— START OF Data shown —
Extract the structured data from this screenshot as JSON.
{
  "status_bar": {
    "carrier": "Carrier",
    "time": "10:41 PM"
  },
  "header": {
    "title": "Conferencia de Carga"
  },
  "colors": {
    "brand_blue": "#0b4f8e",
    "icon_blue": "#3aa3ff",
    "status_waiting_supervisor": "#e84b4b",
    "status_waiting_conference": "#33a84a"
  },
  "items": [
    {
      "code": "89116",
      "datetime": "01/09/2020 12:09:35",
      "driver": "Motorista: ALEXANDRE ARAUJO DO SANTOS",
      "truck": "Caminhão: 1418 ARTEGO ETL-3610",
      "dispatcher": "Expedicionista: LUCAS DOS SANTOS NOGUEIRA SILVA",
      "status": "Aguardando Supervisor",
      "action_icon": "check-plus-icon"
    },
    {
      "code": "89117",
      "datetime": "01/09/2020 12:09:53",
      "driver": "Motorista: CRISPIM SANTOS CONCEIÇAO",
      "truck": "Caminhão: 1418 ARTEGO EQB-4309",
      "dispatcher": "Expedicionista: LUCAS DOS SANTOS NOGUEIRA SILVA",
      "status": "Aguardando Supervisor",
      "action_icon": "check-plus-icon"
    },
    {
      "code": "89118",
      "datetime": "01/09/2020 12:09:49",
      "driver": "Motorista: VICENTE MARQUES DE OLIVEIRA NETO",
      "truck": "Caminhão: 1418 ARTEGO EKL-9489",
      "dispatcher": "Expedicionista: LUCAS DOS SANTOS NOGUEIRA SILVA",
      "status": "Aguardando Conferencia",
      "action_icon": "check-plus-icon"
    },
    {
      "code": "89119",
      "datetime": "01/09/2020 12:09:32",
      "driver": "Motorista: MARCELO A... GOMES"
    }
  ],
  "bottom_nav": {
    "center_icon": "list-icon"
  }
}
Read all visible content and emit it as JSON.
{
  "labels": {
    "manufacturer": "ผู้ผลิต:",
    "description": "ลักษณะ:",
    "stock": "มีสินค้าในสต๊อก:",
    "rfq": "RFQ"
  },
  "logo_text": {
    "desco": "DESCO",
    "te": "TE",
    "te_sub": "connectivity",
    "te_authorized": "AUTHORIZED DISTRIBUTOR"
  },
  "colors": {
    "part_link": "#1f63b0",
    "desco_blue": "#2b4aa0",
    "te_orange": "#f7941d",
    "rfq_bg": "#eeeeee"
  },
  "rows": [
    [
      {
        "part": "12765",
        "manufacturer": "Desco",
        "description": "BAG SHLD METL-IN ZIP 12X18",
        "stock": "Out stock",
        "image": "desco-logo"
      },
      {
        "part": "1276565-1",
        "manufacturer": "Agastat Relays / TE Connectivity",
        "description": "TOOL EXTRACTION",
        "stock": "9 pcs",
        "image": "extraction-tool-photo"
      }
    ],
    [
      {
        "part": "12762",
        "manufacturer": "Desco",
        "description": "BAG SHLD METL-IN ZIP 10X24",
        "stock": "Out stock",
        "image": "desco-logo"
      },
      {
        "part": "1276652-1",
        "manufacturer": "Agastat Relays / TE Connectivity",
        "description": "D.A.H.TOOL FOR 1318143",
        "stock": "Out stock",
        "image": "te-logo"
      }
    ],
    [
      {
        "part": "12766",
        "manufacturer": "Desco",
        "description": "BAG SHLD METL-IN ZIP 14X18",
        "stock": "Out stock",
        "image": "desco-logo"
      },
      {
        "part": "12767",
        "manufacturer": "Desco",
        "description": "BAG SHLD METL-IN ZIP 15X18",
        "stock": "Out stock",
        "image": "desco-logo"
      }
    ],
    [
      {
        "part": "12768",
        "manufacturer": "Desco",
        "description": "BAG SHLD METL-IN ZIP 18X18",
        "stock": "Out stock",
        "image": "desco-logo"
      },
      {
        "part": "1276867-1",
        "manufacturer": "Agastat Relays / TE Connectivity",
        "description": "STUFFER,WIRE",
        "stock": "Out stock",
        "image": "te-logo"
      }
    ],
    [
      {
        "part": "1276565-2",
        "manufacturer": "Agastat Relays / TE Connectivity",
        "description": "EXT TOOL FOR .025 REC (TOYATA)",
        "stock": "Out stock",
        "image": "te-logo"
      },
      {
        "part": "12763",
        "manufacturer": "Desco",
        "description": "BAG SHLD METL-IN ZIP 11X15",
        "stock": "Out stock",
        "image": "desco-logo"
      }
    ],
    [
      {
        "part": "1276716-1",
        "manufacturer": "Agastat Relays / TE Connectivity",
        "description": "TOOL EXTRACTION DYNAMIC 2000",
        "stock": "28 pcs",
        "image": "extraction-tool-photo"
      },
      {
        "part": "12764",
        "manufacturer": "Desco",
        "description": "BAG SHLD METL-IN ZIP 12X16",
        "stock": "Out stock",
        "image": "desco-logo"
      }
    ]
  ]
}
— END OF Data shown —
Every entry needs to be retyped exactly.

Extract the structured data from this screenshot as JSON.
{
  "status_bar": {
    "carrier": "Carrier",
    "time": "10:41 PM"
  },
  "header": {
    "title": "Conferencia de Carga"
  },
  "colors": {
    "brand_blue": "#0b4f8e",
    "icon_blue": "#3aa3ff",
    "status_waiting_supervisor": "#e84b4b",
    "status_waiting_conference": "#33a84a"
  },
  "items": [
    {
      "code": "89116",
      "datetime": "01/09/2020 12:09:35",
      "driver": "Motorista: ALEXANDRE ARAUJO DO SANTOS",
      "truck": "Caminhão: 1418 ARTEGO ETL-3610",
      "dispatcher": "Expedicionista: LUCAS DOS SANTOS NOGUEIRA SILVA",
      "status": "Aguardando Supervisor",
      "action_icon": "check-plus-icon"
    },
    {
      "code": "89117",
      "datetime": "01/09/2020 12:09:53",
      "driver": "Motorista: CRISPIM SANTOS CONCEIÇAO",
      "truck": "Caminhão: 1418 ARTEGO EQB-4309",
      "dispatcher": "Expedicionista: LUCAS DOS SANTOS NOGUEIRA SILVA",
      "status": "Aguardando Supervisor",
      "action_icon": "check-plus-icon"
    },
    {
      "code": "89118",
      "datetime": "01/09/2020 12:09:49",
      "driver": "Motorista: VICENTE MARQUES DE OLIVEIRA NETO",
      "truck": "Caminhão: 1418 ARTEGO EKL-9489",
      "dispatcher": "Expedicionista: LUCAS DOS SANTOS NOGUEIRA SILVA",
      "status": "Aguardando Conferencia",
      "action_icon": "check-plus-icon"
    },
    {
      "code": "89119",
      "datetime": "01/09/2020 12:09:32",
      "driver": "Motorista: MARCELO A... GOMES"
    }
  ],
  "bottom_nav": {
    "center_icon": "list-icon"
  }
}
Read all visible content and emit it as JSON.
{
  "labels": {
    "manufacturer": "ผู้ผลิต:",
    "description": "ลักษณะ:",
    "stock": "มีสินค้าในสต๊อก:",
    "rfq": "RFQ"
  },
  "logo_text": {
    "desco": "DESCO",
    "te": "TE",
    "te_sub": "connectivity",
    "te_authorized": "AUTHORIZED DISTRIBUTOR"
  },
  "colors": {
    "part_link": "#1f63b0",
    "desco_blue": "#2b4aa0",
    "te_orange": "#f7941d",
    "rfq_bg": "#eeeeee"
  },
  "rows": [
    [
      {
        "part": "12765",
        "manufacturer": "Desco",
        "description": "BAG SHLD METL-IN ZIP 12X18",
        "stock": "Out stock",
        "image": "desco-logo"
      },
      {
        "part": "1276565-1",
        "manufacturer": "Agastat Relays / TE Connectivity",
        "description": "TOOL EXTRACTION",
        "stock": "9 pcs",
        "image": "extraction-tool-photo"
      }
    ],
    [
      {
        "part": "12762",
        "manufacturer": "Desco",
        "description": "BAG SHLD METL-IN ZIP 10X24",
        "stock": "Out stock",
        "image": "desco-logo"
      },
      {
        "part": "1276652-1",
        "manufacturer": "Agastat Relays / TE Connectivity",
        "description": "D.A.H.TOOL FOR 1318143",
        "stock": "Out stock",
        "image": "te-logo"
      }
    ],
    [
      {
        "part": "12766",
        "manufacturer": "Desco",
        "description": "BAG SHLD METL-IN ZIP 14X18",
        "stock": "Out stock",
        "image": "desco-logo"
      },
      {
        "part": "12767",
        "manufacturer": "Desco",
        "description": "BAG SHLD METL-IN ZIP 15X18",
        "stock": "Out stock",
        "image": "desco-logo"
      }
    ],
    [
      {
        "part": "12768",
        "manufacturer": "Desco",
        "description": "BAG SHLD METL-IN ZIP 18X18",
        "stock": "Out stock",
        "image": "desco-logo"
      },
      {
        "part": "1276867-1",
        "manufacturer": "Agastat Relays / TE Connectivity",
        "description": "STUFFER,WIRE",
        "stock": "Out stock",
        "image": "te-logo"
      }
    ],
    [
      {
        "part": "1276565-2",
        "manufacturer": "Agastat Relays / TE Connectivity",
        "description": "EXT TOOL FOR .025 REC (TOYATA)",
        "stock": "Out stock",
        "image": "te-logo"
      },
      {
        "part": "12763",
        "manufacturer": "Desco",
        "description": "BAG SHLD METL-IN ZIP 11X15",
        "stock": "Out stock",
        "image": "desco-logo"
      }
    ],
    [
      {
        "part": "1276716-1",
        "manufacturer": "Agastat Relays / TE Connectivity",
        "description": "TOOL EXTRACTION DYNAMIC 2000",
        "stock": "28 pcs",
        "image": "extraction-tool-photo"
      },
      {
        "part": "12764",
        "manufacturer": "Desco",
        "description": "BAG SHLD METL-IN ZIP 12X16",
        "stock": "Out stock",
        "image": "desco-logo"
      }
    ]
  ]
}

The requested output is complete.